/---

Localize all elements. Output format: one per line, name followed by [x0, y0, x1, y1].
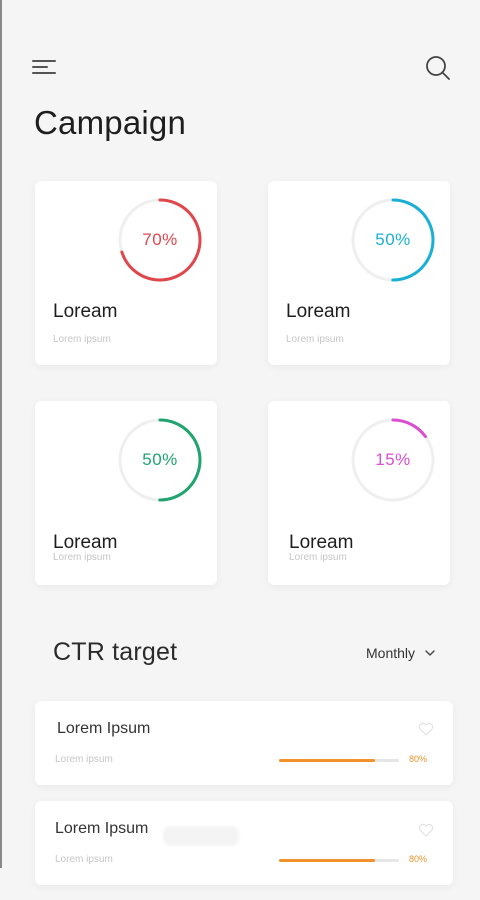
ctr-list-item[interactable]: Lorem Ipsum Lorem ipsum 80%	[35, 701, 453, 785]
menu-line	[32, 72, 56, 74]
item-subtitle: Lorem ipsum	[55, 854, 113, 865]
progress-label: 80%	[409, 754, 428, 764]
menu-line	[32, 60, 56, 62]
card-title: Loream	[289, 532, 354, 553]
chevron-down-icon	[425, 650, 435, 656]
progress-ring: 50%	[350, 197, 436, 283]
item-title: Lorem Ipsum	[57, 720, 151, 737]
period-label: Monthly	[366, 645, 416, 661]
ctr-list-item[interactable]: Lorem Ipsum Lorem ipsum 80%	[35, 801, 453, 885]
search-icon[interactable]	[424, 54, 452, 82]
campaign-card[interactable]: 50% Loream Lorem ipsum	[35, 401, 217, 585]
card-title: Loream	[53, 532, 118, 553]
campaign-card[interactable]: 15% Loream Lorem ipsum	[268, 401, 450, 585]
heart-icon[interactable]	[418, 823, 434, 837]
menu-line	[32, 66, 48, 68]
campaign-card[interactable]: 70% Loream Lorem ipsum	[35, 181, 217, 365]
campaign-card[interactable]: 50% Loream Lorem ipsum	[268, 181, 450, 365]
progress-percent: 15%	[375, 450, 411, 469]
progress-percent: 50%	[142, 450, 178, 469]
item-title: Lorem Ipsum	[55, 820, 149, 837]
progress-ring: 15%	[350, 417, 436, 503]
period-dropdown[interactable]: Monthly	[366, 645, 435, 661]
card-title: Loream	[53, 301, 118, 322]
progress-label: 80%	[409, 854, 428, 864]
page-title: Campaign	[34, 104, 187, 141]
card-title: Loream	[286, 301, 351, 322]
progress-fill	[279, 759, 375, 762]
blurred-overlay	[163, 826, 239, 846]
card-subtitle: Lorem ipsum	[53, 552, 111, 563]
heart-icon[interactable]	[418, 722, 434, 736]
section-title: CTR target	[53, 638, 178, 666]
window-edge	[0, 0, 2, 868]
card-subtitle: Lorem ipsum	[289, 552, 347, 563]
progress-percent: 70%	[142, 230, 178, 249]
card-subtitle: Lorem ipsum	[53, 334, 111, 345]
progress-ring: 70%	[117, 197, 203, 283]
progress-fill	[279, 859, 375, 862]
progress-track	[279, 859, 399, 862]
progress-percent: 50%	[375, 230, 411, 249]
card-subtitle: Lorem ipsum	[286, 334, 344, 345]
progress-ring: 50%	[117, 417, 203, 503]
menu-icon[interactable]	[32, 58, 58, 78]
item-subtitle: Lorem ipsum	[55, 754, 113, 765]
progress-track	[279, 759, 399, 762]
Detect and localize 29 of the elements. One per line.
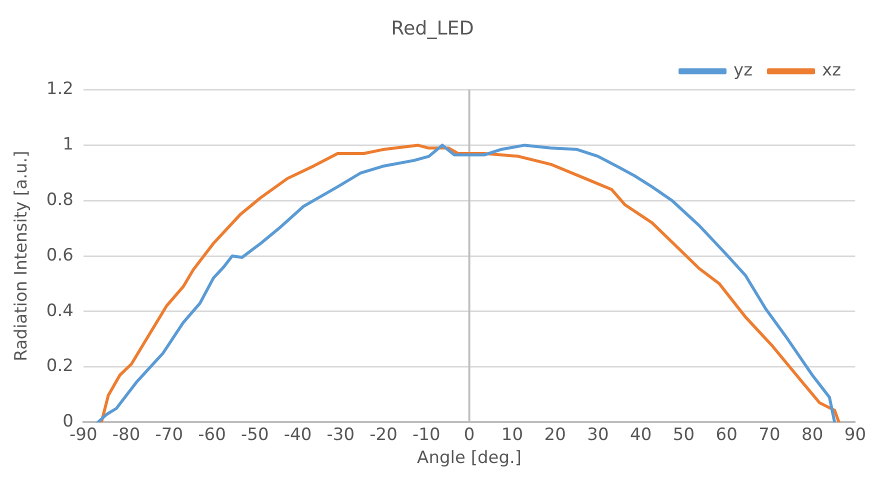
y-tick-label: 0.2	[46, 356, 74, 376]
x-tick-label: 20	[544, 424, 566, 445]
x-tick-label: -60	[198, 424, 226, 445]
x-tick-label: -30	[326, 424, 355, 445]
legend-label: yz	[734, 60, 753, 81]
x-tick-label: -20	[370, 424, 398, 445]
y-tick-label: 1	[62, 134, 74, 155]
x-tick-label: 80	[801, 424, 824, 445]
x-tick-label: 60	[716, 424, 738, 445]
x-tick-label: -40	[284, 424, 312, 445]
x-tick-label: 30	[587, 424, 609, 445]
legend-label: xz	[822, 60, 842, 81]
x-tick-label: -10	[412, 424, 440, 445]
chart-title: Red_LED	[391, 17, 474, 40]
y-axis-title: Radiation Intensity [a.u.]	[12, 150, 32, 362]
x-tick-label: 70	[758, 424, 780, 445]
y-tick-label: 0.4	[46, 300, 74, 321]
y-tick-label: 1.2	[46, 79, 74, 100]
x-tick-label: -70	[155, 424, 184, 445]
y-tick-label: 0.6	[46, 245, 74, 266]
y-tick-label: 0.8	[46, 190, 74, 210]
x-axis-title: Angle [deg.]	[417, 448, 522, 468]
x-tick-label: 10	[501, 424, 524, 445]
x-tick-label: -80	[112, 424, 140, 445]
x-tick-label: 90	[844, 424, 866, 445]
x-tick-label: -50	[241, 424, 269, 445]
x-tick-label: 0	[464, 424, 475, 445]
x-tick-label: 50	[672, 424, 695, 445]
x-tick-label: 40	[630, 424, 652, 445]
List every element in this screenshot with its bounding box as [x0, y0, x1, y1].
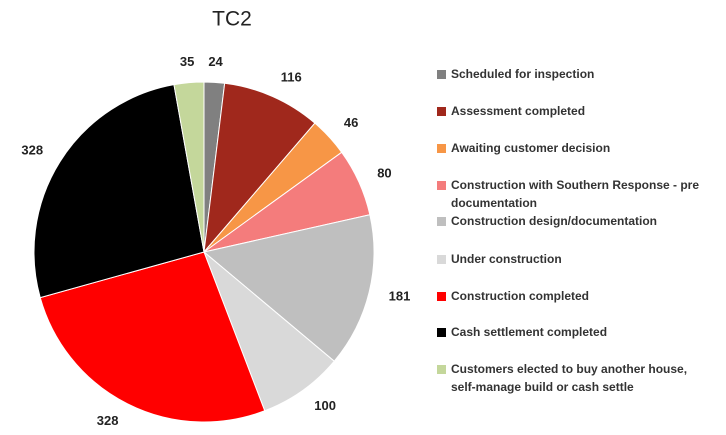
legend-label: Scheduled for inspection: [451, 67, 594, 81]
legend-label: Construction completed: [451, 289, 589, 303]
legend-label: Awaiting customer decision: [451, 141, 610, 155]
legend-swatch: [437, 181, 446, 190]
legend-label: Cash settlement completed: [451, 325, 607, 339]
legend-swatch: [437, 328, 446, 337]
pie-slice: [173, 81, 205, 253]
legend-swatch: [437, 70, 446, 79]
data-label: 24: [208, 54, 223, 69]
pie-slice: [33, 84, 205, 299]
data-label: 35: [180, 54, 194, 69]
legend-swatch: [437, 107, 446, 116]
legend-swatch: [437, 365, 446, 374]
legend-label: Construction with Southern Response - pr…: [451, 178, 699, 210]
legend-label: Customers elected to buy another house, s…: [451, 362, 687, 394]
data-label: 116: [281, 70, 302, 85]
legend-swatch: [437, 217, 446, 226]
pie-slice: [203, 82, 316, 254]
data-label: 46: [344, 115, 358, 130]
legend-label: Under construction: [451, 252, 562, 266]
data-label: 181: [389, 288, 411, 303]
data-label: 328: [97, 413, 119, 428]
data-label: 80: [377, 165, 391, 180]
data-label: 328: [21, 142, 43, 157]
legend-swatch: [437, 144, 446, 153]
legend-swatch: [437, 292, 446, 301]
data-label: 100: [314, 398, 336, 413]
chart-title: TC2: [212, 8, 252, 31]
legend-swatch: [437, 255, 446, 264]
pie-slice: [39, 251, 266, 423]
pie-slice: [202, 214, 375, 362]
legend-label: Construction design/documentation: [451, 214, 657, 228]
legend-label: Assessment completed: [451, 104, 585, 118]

\---

WRITTEN REQUEST = Retype the part that opens with the line containing "356, 74, 376]" and closes with the line containing "424, 738, 445]", including both of those lines.

CORRECT ANSWER =
y-tick-label: 0.2	[46, 356, 74, 376]
x-tick-label: 20	[544, 424, 566, 445]
x-tick-label: -60	[198, 424, 226, 445]
x-tick-label: -30	[326, 424, 355, 445]
legend-label: yz	[734, 60, 753, 81]
x-tick-label: -20	[370, 424, 398, 445]
y-tick-label: 1	[62, 134, 74, 155]
x-tick-label: 80	[801, 424, 824, 445]
x-tick-label: 60	[716, 424, 738, 445]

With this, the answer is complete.